*Record extracts:*
-- -- --
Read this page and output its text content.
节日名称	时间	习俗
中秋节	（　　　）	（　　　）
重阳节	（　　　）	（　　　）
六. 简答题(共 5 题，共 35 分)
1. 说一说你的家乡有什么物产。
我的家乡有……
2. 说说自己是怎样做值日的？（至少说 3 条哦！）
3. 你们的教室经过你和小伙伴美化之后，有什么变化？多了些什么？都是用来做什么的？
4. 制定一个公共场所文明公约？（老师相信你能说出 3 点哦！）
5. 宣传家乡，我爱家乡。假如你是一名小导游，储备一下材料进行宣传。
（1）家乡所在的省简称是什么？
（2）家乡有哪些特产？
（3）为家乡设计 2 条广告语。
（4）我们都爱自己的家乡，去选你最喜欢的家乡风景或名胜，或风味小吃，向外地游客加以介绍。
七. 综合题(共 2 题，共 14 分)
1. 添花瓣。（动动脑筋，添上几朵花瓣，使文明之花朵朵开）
-- -- --
Repeat all the records. Match each line exactly.

Read this page and output its text content.
节日名称	时间	习俗
中秋节	（　　　）	（　　　）
重阳节	（　　　）	（　　　）
六. 简答题(共 5 题，共 35 分)
1. 说一说你的家乡有什么物产。
我的家乡有……
2. 说说自己是怎样做值日的？（至少说 3 条哦！）
3. 你们的教室经过你和小伙伴美化之后，有什么变化？多了些什么？都是用来做什么的？
4. 制定一个公共场所文明公约？（老师相信你能说出 3 点哦！）
5. 宣传家乡，我爱家乡。假如你是一名小导游，储备一下材料进行宣传。
（1）家乡所在的省简称是什么？
（2）家乡有哪些特产？
（3）为家乡设计 2 条广告语。
（4）我们都爱自己的家乡，去选你最喜欢的家乡风景或名胜，或风味小吃，向外地游客加以介绍。
七. 综合题(共 2 题，共 14 分)
1. 添花瓣。（动动脑筋，添上几朵花瓣，使文明之花朵朵开）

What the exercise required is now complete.